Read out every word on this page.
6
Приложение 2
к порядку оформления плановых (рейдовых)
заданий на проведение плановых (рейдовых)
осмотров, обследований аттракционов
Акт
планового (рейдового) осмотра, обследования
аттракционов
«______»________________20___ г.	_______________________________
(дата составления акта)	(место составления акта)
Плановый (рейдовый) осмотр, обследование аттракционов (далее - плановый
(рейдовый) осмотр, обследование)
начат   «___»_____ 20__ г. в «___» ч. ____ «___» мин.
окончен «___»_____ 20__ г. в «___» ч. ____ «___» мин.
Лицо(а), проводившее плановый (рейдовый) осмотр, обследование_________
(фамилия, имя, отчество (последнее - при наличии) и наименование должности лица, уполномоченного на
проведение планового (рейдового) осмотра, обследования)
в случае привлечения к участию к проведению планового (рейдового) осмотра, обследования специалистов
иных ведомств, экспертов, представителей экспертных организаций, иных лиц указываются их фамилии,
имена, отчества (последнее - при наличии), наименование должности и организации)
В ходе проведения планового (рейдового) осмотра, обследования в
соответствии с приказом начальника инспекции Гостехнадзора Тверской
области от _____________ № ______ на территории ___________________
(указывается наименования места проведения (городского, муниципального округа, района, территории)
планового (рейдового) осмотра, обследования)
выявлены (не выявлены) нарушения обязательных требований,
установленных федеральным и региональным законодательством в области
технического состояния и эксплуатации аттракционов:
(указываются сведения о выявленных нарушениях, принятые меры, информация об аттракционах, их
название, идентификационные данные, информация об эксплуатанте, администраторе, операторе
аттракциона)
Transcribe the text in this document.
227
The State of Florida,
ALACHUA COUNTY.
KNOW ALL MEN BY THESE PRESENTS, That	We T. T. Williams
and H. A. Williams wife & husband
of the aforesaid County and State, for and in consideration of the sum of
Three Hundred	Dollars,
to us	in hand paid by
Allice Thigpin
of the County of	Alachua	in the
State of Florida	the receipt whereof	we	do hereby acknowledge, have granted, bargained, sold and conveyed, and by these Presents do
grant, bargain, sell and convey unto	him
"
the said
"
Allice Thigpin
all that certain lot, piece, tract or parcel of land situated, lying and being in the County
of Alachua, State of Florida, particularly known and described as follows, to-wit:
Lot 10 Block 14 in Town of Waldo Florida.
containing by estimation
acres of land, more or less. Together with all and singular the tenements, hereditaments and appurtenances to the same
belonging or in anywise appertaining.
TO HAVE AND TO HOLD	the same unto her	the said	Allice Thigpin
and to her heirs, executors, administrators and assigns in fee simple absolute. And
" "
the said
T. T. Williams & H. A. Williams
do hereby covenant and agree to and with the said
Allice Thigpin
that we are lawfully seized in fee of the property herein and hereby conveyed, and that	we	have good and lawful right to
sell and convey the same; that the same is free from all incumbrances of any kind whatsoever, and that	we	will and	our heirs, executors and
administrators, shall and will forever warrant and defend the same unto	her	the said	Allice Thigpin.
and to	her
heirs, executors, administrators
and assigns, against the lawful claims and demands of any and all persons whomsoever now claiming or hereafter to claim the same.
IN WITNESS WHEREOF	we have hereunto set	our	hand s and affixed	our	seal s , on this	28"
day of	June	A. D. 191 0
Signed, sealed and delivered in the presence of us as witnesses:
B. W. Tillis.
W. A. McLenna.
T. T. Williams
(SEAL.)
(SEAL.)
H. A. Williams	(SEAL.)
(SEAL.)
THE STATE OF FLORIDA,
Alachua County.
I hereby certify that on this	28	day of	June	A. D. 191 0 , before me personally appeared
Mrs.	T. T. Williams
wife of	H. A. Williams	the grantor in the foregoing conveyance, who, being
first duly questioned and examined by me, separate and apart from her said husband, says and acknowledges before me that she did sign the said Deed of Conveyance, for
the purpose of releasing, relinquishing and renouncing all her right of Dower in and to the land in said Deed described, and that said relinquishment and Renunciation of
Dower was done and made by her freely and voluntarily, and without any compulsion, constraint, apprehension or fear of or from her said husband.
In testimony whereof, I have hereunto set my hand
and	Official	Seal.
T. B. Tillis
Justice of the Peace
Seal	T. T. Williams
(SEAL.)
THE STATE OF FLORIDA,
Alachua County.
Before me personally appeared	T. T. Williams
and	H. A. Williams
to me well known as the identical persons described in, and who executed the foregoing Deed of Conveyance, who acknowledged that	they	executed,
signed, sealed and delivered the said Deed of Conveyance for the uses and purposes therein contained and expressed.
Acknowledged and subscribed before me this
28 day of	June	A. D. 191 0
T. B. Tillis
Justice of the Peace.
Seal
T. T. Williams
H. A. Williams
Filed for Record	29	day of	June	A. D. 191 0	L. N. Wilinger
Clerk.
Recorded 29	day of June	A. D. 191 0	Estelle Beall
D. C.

----------------------------------------

Required work
Pull every line containing "sell" out of the data above.

Completed exercise
grant, bargain, sell and convey unto	him
sell and convey the same; that the same is free from all incumbrances of any kind whatsoever, and that	we	will and	our heirs, executors and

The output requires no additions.